:: Listing ::
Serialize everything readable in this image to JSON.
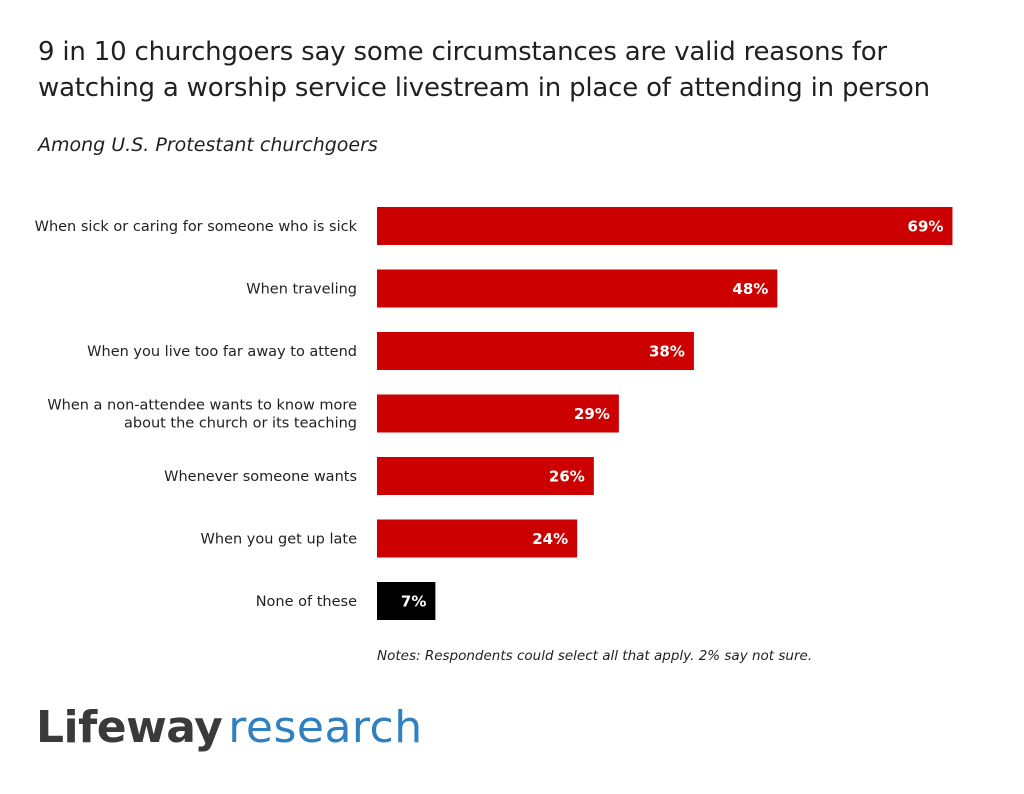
{
  "title_lines": [
    "9 in 10 churchgoers say some circumstances are valid reasons for",
    "watching a worship service livestream in place of attending in person"
  ],
  "subtitle": "Among U.S. Protestant churchgoers",
  "chart_data": {
    "type": "bar",
    "orientation": "horizontal",
    "title": "9 in 10 churchgoers say some circumstances are valid reasons for watching a worship service livestream in place of attending in person",
    "subtitle": "Among U.S. Protestant churchgoers",
    "categories": [
      [
        "When sick or caring for someone who is sick"
      ],
      [
        "When traveling"
      ],
      [
        "When you live too far away to attend"
      ],
      [
        "When a non-attendee wants to know more",
        "about the church or its teaching"
      ],
      [
        "Whenever someone wants"
      ],
      [
        "When you get up late"
      ],
      [
        "None of these"
      ]
    ],
    "values": [
      69,
      48,
      38,
      29,
      26,
      24,
      7
    ],
    "value_labels": [
      "69%",
      "48%",
      "38%",
      "29%",
      "26%",
      "24%",
      "7%"
    ],
    "bar_colors": [
      "#cc0000",
      "#cc0000",
      "#cc0000",
      "#cc0000",
      "#cc0000",
      "#cc0000",
      "#000000"
    ],
    "xlim": [
      0,
      100
    ],
    "grid": false,
    "legend": "none"
  },
  "note": "Notes: Respondents could select all that apply. 2% say not sure.",
  "logo": {
    "brand": "Lifeway",
    "suffix": "research"
  }
}
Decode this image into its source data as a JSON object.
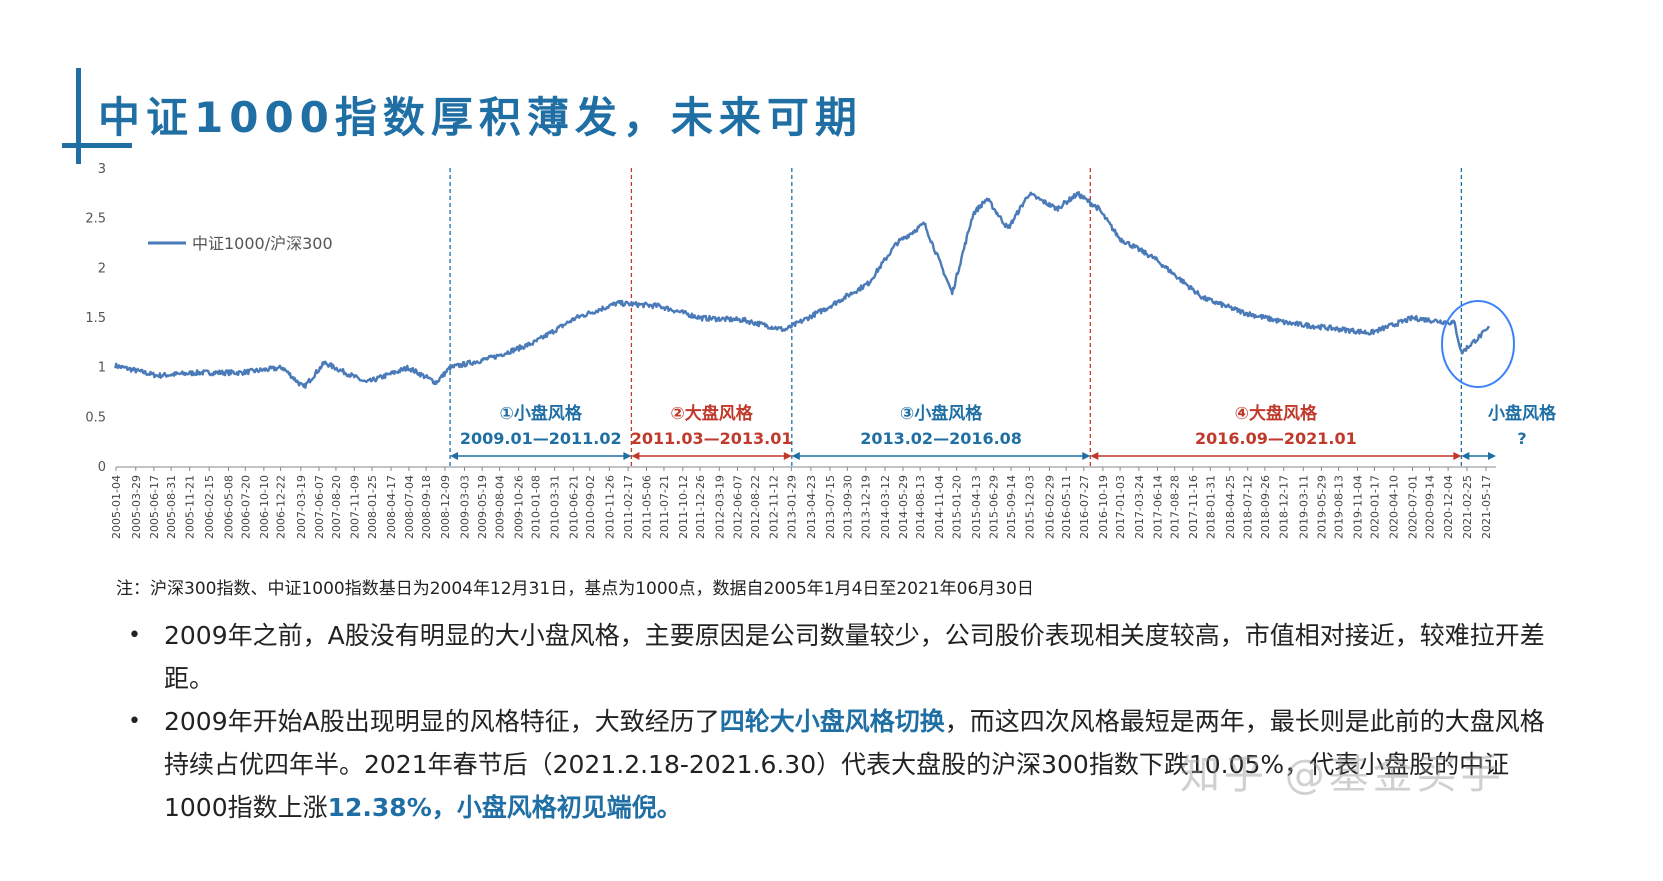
{
  "title": "中证1000指数厚积薄发，未来可期",
  "colors": {
    "accent": "#1f6fa5",
    "line": "#4a7ab8",
    "small_cap": "#1f6fa5",
    "large_cap": "#c0392b"
  },
  "chart_data": {
    "type": "line",
    "series": [
      {
        "name": "中证1000/沪深300"
      }
    ],
    "ylim": [
      0,
      3
    ],
    "yticks": [
      "0",
      "0.5",
      "1",
      "1.5",
      "2",
      "2.5",
      "3"
    ],
    "x_tick_labels": [
      "2005-01-04",
      "2005-03-29",
      "2005-06-17",
      "2005-08-31",
      "2005-11-21",
      "2006-02-15",
      "2006-05-08",
      "2006-07-20",
      "2006-10-10",
      "2006-12-22",
      "2007-03-19",
      "2007-06-07",
      "2007-08-20",
      "2007-11-09",
      "2008-01-25",
      "2008-04-17",
      "2008-07-04",
      "2008-09-18",
      "2008-12-09",
      "2009-03-03",
      "2009-05-19",
      "2009-08-04",
      "2009-10-26",
      "2010-01-08",
      "2010-03-31",
      "2010-06-21",
      "2010-09-02",
      "2010-11-26",
      "2011-02-17",
      "2011-05-06",
      "2011-07-21",
      "2011-10-12",
      "2011-12-26",
      "2012-03-19",
      "2012-06-07",
      "2012-08-22",
      "2012-11-12",
      "2013-01-29",
      "2013-04-23",
      "2013-07-15",
      "2013-09-30",
      "2013-12-19",
      "2014-03-12",
      "2014-05-29",
      "2014-08-13",
      "2014-11-04",
      "2015-01-20",
      "2015-04-13",
      "2015-06-29",
      "2015-09-14",
      "2015-12-03",
      "2016-02-29",
      "2016-05-11",
      "2016-07-27",
      "2016-10-19",
      "2017-01-03",
      "2017-03-24",
      "2017-06-14",
      "2017-08-28",
      "2017-11-16",
      "2018-01-31",
      "2018-04-25",
      "2018-07-12",
      "2018-09-26",
      "2018-12-17",
      "2019-03-11",
      "2019-05-29",
      "2019-08-13",
      "2019-11-04",
      "2020-01-17",
      "2020-04-10",
      "2020-07-01",
      "2020-09-14",
      "2020-12-04",
      "2021-02-25",
      "2021-05-17"
    ],
    "x": [
      "2005-01",
      "2005-07",
      "2006-01",
      "2006-07",
      "2007-01",
      "2007-04",
      "2007-07",
      "2008-01",
      "2008-07",
      "2008-11",
      "2009-01",
      "2009-07",
      "2010-01",
      "2010-07",
      "2011-01",
      "2011-07",
      "2012-01",
      "2012-07",
      "2013-01",
      "2013-07",
      "2014-01",
      "2014-05",
      "2014-09",
      "2015-01",
      "2015-04",
      "2015-06",
      "2015-09",
      "2015-12",
      "2016-04",
      "2016-07",
      "2016-10",
      "2017-01",
      "2017-06",
      "2018-01",
      "2018-07",
      "2019-01",
      "2019-07",
      "2020-01",
      "2020-07",
      "2021-01",
      "2021-02",
      "2021-06"
    ],
    "values": [
      1.02,
      0.92,
      0.95,
      0.95,
      1.0,
      0.8,
      1.05,
      0.85,
      1.0,
      0.85,
      1.0,
      1.1,
      1.25,
      1.5,
      1.65,
      1.62,
      1.5,
      1.48,
      1.38,
      1.6,
      1.85,
      2.25,
      2.45,
      1.75,
      2.55,
      2.7,
      2.4,
      2.75,
      2.6,
      2.75,
      2.6,
      2.3,
      2.1,
      1.7,
      1.55,
      1.45,
      1.4,
      1.35,
      1.5,
      1.45,
      1.15,
      1.4
    ],
    "regions": [
      {
        "label": "①小盘风格",
        "range": "2009.01—2011.02",
        "style": "small_cap"
      },
      {
        "label": "②大盘风格",
        "range": "2011.03—2013.01",
        "style": "large_cap"
      },
      {
        "label": "③小盘风格",
        "range": "2013.02—2016.08",
        "style": "small_cap"
      },
      {
        "label": "④大盘风格",
        "range": "2016.09—2021.01",
        "style": "large_cap"
      },
      {
        "label": "小盘风格",
        "range": "?",
        "style": "small_cap"
      }
    ]
  },
  "note": "注：沪深300指数、中证1000指数基日为2004年12月31日，基点为1000点，数据自2005年1月4日至2021年06月30日",
  "bullets": [
    {
      "text": "2009年之前，A股没有明显的大小盘风格，主要原因是公司数量较少，公司股价表现相关度较高，市值相对接近，较难拉开差距。"
    },
    {
      "pre": "2009年开始A股出现明显的风格特征，大致经历了",
      "hl1": "四轮大小盘风格切换",
      "mid": "，而这四次风格最短是两年，最长则是此前的大盘风格持续占优四年半。2021年春节后（2021.2.18-2021.6.30）代表大盘股的沪深300指数下跌10.05%，代表小盘股的中证1000指数上涨",
      "hl2": "12.38%，小盘风格初见端倪。"
    }
  ],
  "watermark": "知乎 @基金买手"
}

:: Problem to work on ::
An exact transcription of all the entries is required, without the pictures.

:: Task solution ::
Serialize everything readable in this image to JSON.
{
  "title_lines": [
    "9 in 10 churchgoers say some circumstances are valid reasons for",
    "watching a worship service livestream in place of attending in person"
  ],
  "subtitle": "Among U.S. Protestant churchgoers",
  "chart_data": {
    "type": "bar",
    "orientation": "horizontal",
    "title": "9 in 10 churchgoers say some circumstances are valid reasons for watching a worship service livestream in place of attending in person",
    "subtitle": "Among U.S. Protestant churchgoers",
    "categories": [
      [
        "When sick or caring for someone who is sick"
      ],
      [
        "When traveling"
      ],
      [
        "When you live too far away to attend"
      ],
      [
        "When a non-attendee wants to know more",
        "about the church or its teaching"
      ],
      [
        "Whenever someone wants"
      ],
      [
        "When you get up late"
      ],
      [
        "None of these"
      ]
    ],
    "values": [
      69,
      48,
      38,
      29,
      26,
      24,
      7
    ],
    "value_labels": [
      "69%",
      "48%",
      "38%",
      "29%",
      "26%",
      "24%",
      "7%"
    ],
    "bar_colors": [
      "#cc0000",
      "#cc0000",
      "#cc0000",
      "#cc0000",
      "#cc0000",
      "#cc0000",
      "#000000"
    ],
    "xlim": [
      0,
      100
    ],
    "grid": false,
    "legend": "none"
  },
  "note": "Notes: Respondents could select all that apply. 2% say not sure.",
  "logo": {
    "brand": "Lifeway",
    "suffix": "research"
  }
}
Decode this image into its source data as a JSON object.
{
  "title": "中证1000指数厚积薄发，未来可期",
  "colors": {
    "accent": "#1f6fa5",
    "line": "#4a7ab8",
    "small_cap": "#1f6fa5",
    "large_cap": "#c0392b"
  },
  "chart_data": {
    "type": "line",
    "series": [
      {
        "name": "中证1000/沪深300"
      }
    ],
    "ylim": [
      0,
      3
    ],
    "yticks": [
      "0",
      "0.5",
      "1",
      "1.5",
      "2",
      "2.5",
      "3"
    ],
    "x_tick_labels": [
      "2005-01-04",
      "2005-03-29",
      "2005-06-17",
      "2005-08-31",
      "2005-11-21",
      "2006-02-15",
      "2006-05-08",
      "2006-07-20",
      "2006-10-10",
      "2006-12-22",
      "2007-03-19",
      "2007-06-07",
      "2007-08-20",
      "2007-11-09",
      "2008-01-25",
      "2008-04-17",
      "2008-07-04",
      "2008-09-18",
      "2008-12-09",
      "2009-03-03",
      "2009-05-19",
      "2009-08-04",
      "2009-10-26",
      "2010-01-08",
      "2010-03-31",
      "2010-06-21",
      "2010-09-02",
      "2010-11-26",
      "2011-02-17",
      "2011-05-06",
      "2011-07-21",
      "2011-10-12",
      "2011-12-26",
      "2012-03-19",
      "2012-06-07",
      "2012-08-22",
      "2012-11-12",
      "2013-01-29",
      "2013-04-23",
      "2013-07-15",
      "2013-09-30",
      "2013-12-19",
      "2014-03-12",
      "2014-05-29",
      "2014-08-13",
      "2014-11-04",
      "2015-01-20",
      "2015-04-13",
      "2015-06-29",
      "2015-09-14",
      "2015-12-03",
      "2016-02-29",
      "2016-05-11",
      "2016-07-27",
      "2016-10-19",
      "2017-01-03",
      "2017-03-24",
      "2017-06-14",
      "2017-08-28",
      "2017-11-16",
      "2018-01-31",
      "2018-04-25",
      "2018-07-12",
      "2018-09-26",
      "2018-12-17",
      "2019-03-11",
      "2019-05-29",
      "2019-08-13",
      "2019-11-04",
      "2020-01-17",
      "2020-04-10",
      "2020-07-01",
      "2020-09-14",
      "2020-12-04",
      "2021-02-25",
      "2021-05-17"
    ],
    "x": [
      "2005-01",
      "2005-07",
      "2006-01",
      "2006-07",
      "2007-01",
      "2007-04",
      "2007-07",
      "2008-01",
      "2008-07",
      "2008-11",
      "2009-01",
      "2009-07",
      "2010-01",
      "2010-07",
      "2011-01",
      "2011-07",
      "2012-01",
      "2012-07",
      "2013-01",
      "2013-07",
      "2014-01",
      "2014-05",
      "2014-09",
      "2015-01",
      "2015-04",
      "2015-06",
      "2015-09",
      "2015-12",
      "2016-04",
      "2016-07",
      "2016-10",
      "2017-01",
      "2017-06",
      "2018-01",
      "2018-07",
      "2019-01",
      "2019-07",
      "2020-01",
      "2020-07",
      "2021-01",
      "2021-02",
      "2021-06"
    ],
    "values": [
      1.02,
      0.92,
      0.95,
      0.95,
      1.0,
      0.8,
      1.05,
      0.85,
      1.0,
      0.85,
      1.0,
      1.1,
      1.25,
      1.5,
      1.65,
      1.62,
      1.5,
      1.48,
      1.38,
      1.6,
      1.85,
      2.25,
      2.45,
      1.75,
      2.55,
      2.7,
      2.4,
      2.75,
      2.6,
      2.75,
      2.6,
      2.3,
      2.1,
      1.7,
      1.55,
      1.45,
      1.4,
      1.35,
      1.5,
      1.45,
      1.15,
      1.4
    ],
    "regions": [
      {
        "label": "①小盘风格",
        "range": "2009.01—2011.02",
        "style": "small_cap"
      },
      {
        "label": "②大盘风格",
        "range": "2011.03—2013.01",
        "style": "large_cap"
      },
      {
        "label": "③小盘风格",
        "range": "2013.02—2016.08",
        "style": "small_cap"
      },
      {
        "label": "④大盘风格",
        "range": "2016.09—2021.01",
        "style": "large_cap"
      },
      {
        "label": "小盘风格",
        "range": "?",
        "style": "small_cap"
      }
    ]
  },
  "note": "注：沪深300指数、中证1000指数基日为2004年12月31日，基点为1000点，数据自2005年1月4日至2021年06月30日",
  "bullets": [
    {
      "text": "2009年之前，A股没有明显的大小盘风格，主要原因是公司数量较少，公司股价表现相关度较高，市值相对接近，较难拉开差距。"
    },
    {
      "pre": "2009年开始A股出现明显的风格特征，大致经历了",
      "hl1": "四轮大小盘风格切换",
      "mid": "，而这四次风格最短是两年，最长则是此前的大盘风格持续占优四年半。2021年春节后（2021.2.18-2021.6.30）代表大盘股的沪深300指数下跌10.05%，代表小盘股的中证1000指数上涨",
      "hl2": "12.38%，小盘风格初见端倪。"
    }
  ],
  "watermark": "知乎 @基金买手"
}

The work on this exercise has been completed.